**EXERCISE MATERIALS**
□ □ □ □ □ □ □

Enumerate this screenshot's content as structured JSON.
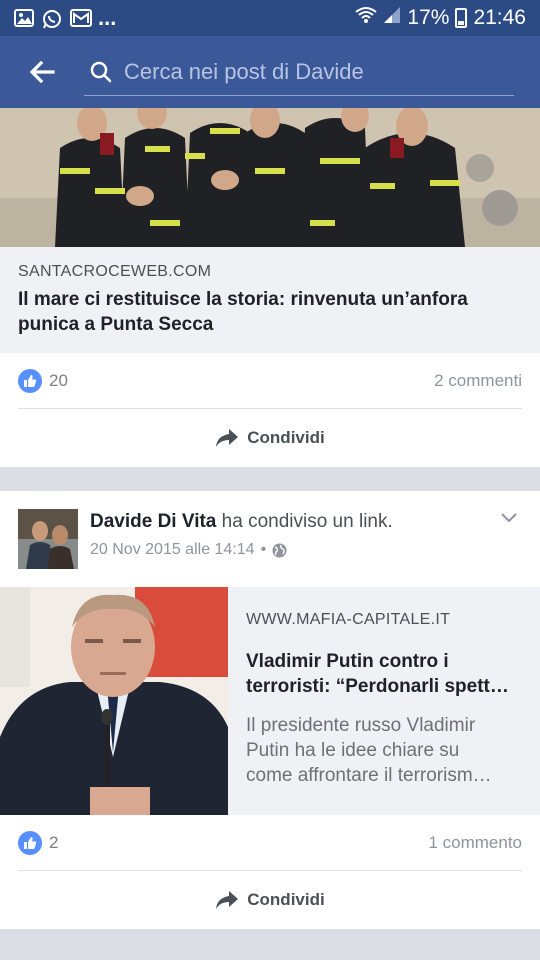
{
  "status_bar": {
    "battery": "17%",
    "time": "21:46",
    "notification_overflow": "...",
    "icons": [
      "image-icon",
      "whatsapp-icon",
      "gmail-icon",
      "wifi-icon",
      "signal-icon",
      "battery-icon"
    ]
  },
  "header": {
    "search_placeholder": "Cerca nei post di Davide",
    "back_icon": "back-arrow-icon",
    "search_icon": "search-icon",
    "bg_color": "#3b5998"
  },
  "post1": {
    "link_domain": "SANTACROCEWEB.COM",
    "link_title": "Il mare ci restituisce la storia: rinvenuta un’anfora punica a Punta Secca",
    "likes": "20",
    "comments": "2 commenti",
    "share_label": "Condividi"
  },
  "post2": {
    "author": "Davide Di Vita",
    "action": " ha condiviso un link.",
    "date": "20 Nov 2015 alle 14:14",
    "date_separator": "•",
    "link_domain": "WWW.MAFIA-CAPITALE.IT",
    "link_title_lines": [
      "Vladimir Putin contro i",
      "terroristi: “Perdonarli spett…"
    ],
    "link_desc_lines": [
      "Il presidente russo Vladimir",
      "Putin ha le idee chiare su",
      "come affrontare il terrorism…"
    ],
    "likes": "2",
    "comments": "1 commento",
    "share_label": "Condividi"
  },
  "colors": {
    "accent": "#3b5998",
    "like_blue": "#5890ff",
    "status_bar": "#2c4a84"
  }
}
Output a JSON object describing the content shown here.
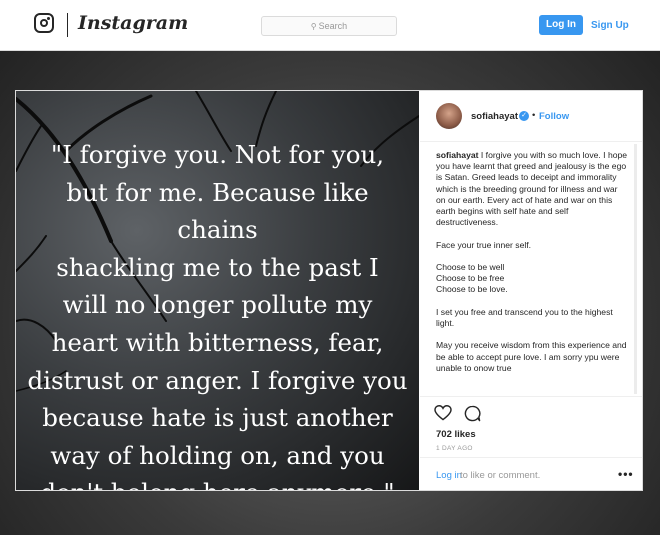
{
  "nav": {
    "brand": "Instagram",
    "search_placeholder": "Search",
    "login_label": "Log In",
    "signup_label": "Sign Up"
  },
  "photo": {
    "quote_lines": [
      "\"I forgive you. Not for you,",
      "but for me. Because like chains",
      "shackling me to the past I",
      "will no longer pollute my",
      "heart with bitterness, fear,",
      "distrust or anger. I forgive you",
      "because hate is just another",
      "way of holding on, and you",
      "don't belong here anymore.\""
    ]
  },
  "post": {
    "username": "sofiahayat",
    "bullet": "•",
    "follow_label": "Follow",
    "caption_user": "sofiahayat",
    "caption_first": "I forgive you with so much love. I hope you have learnt that greed and jealousy is the ego is Satan. Greed leads to deceipt and immorality which is the breeding ground for illness and war on our earth. Every act of hate and war on this earth begins with self hate and self destructiveness.",
    "caption_p2": "Face your true inner self.",
    "caption_p3a": "Choose to be well",
    "caption_p3b": "Choose to be free",
    "caption_p3c": "Choose to be love.",
    "caption_p4": "I set you free and transcend you to the highest light.",
    "caption_p5": "May you receive wisdom from this experience and be able to accept pure love. I am sorry ypu were unable to onow true",
    "likes": "702 likes",
    "timestamp": "1 DAY AGO",
    "comment_login": "Log in",
    "comment_rest": "to like or comment.",
    "more": "•••"
  },
  "icons": {
    "instagram": "instagram-glyph-icon",
    "search": "search-icon",
    "verified": "verified-badge-icon",
    "like": "heart-icon",
    "comment": "comment-bubble-icon",
    "more": "more-options-icon"
  },
  "colors": {
    "accent": "#3897f0",
    "text": "#262626",
    "muted": "#999999",
    "border": "#dbdbdb"
  }
}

□ □ □ □ □ □ □

**CHALLENGE**
Copy every line above word for word and exclude the pictures.

**PROBLEM SOLUTION**
Enumerate this screenshot's content as structured JSON.
{
  "status_bar": {
    "battery": "17%",
    "time": "21:46",
    "notification_overflow": "...",
    "icons": [
      "image-icon",
      "whatsapp-icon",
      "gmail-icon",
      "wifi-icon",
      "signal-icon",
      "battery-icon"
    ]
  },
  "header": {
    "search_placeholder": "Cerca nei post di Davide",
    "back_icon": "back-arrow-icon",
    "search_icon": "search-icon",
    "bg_color": "#3b5998"
  },
  "post1": {
    "link_domain": "SANTACROCEWEB.COM",
    "link_title": "Il mare ci restituisce la storia: rinvenuta un’anfora punica a Punta Secca",
    "likes": "20",
    "comments": "2 commenti",
    "share_label": "Condividi"
  },
  "post2": {
    "author": "Davide Di Vita",
    "action": " ha condiviso un link.",
    "date": "20 Nov 2015 alle 14:14",
    "date_separator": "•",
    "link_domain": "WWW.MAFIA-CAPITALE.IT",
    "link_title_lines": [
      "Vladimir Putin contro i",
      "terroristi: “Perdonarli spett…"
    ],
    "link_desc_lines": [
      "Il presidente russo Vladimir",
      "Putin ha le idee chiare su",
      "come affrontare il terrorism…"
    ],
    "likes": "2",
    "comments": "1 commento",
    "share_label": "Condividi"
  },
  "colors": {
    "accent": "#3b5998",
    "like_blue": "#5890ff",
    "status_bar": "#2c4a84"
  }
}
Output a JSON object describing the content shown here.
{
  "nav": {
    "brand": "Instagram",
    "search_placeholder": "Search",
    "login_label": "Log In",
    "signup_label": "Sign Up"
  },
  "photo": {
    "quote_lines": [
      "\"I forgive you. Not for you,",
      "but for me. Because like chains",
      "shackling me to the past I",
      "will no longer pollute my",
      "heart with bitterness, fear,",
      "distrust or anger. I forgive you",
      "because hate is just another",
      "way of holding on, and you",
      "don't belong here anymore.\""
    ]
  },
  "post": {
    "username": "sofiahayat",
    "bullet": "•",
    "follow_label": "Follow",
    "caption_user": "sofiahayat",
    "caption_first": "I forgive you with so much love. I hope you have learnt that greed and jealousy is the ego is Satan. Greed leads to deceipt and immorality which is the breeding ground for illness and war on our earth. Every act of hate and war on this earth begins with self hate and self destructiveness.",
    "caption_p2": "Face your true inner self.",
    "caption_p3a": "Choose to be well",
    "caption_p3b": "Choose to be free",
    "caption_p3c": "Choose to be love.",
    "caption_p4": "I set you free and transcend you to the highest light.",
    "caption_p5": "May you receive wisdom from this experience and be able to accept pure love. I am sorry ypu were unable to onow true",
    "likes": "702 likes",
    "timestamp": "1 DAY AGO",
    "comment_login": "Log in",
    "comment_rest": "to like or comment.",
    "more": "•••"
  },
  "icons": {
    "instagram": "instagram-glyph-icon",
    "search": "search-icon",
    "verified": "verified-badge-icon",
    "like": "heart-icon",
    "comment": "comment-bubble-icon",
    "more": "more-options-icon"
  },
  "colors": {
    "accent": "#3897f0",
    "text": "#262626",
    "muted": "#999999",
    "border": "#dbdbdb"
  }
}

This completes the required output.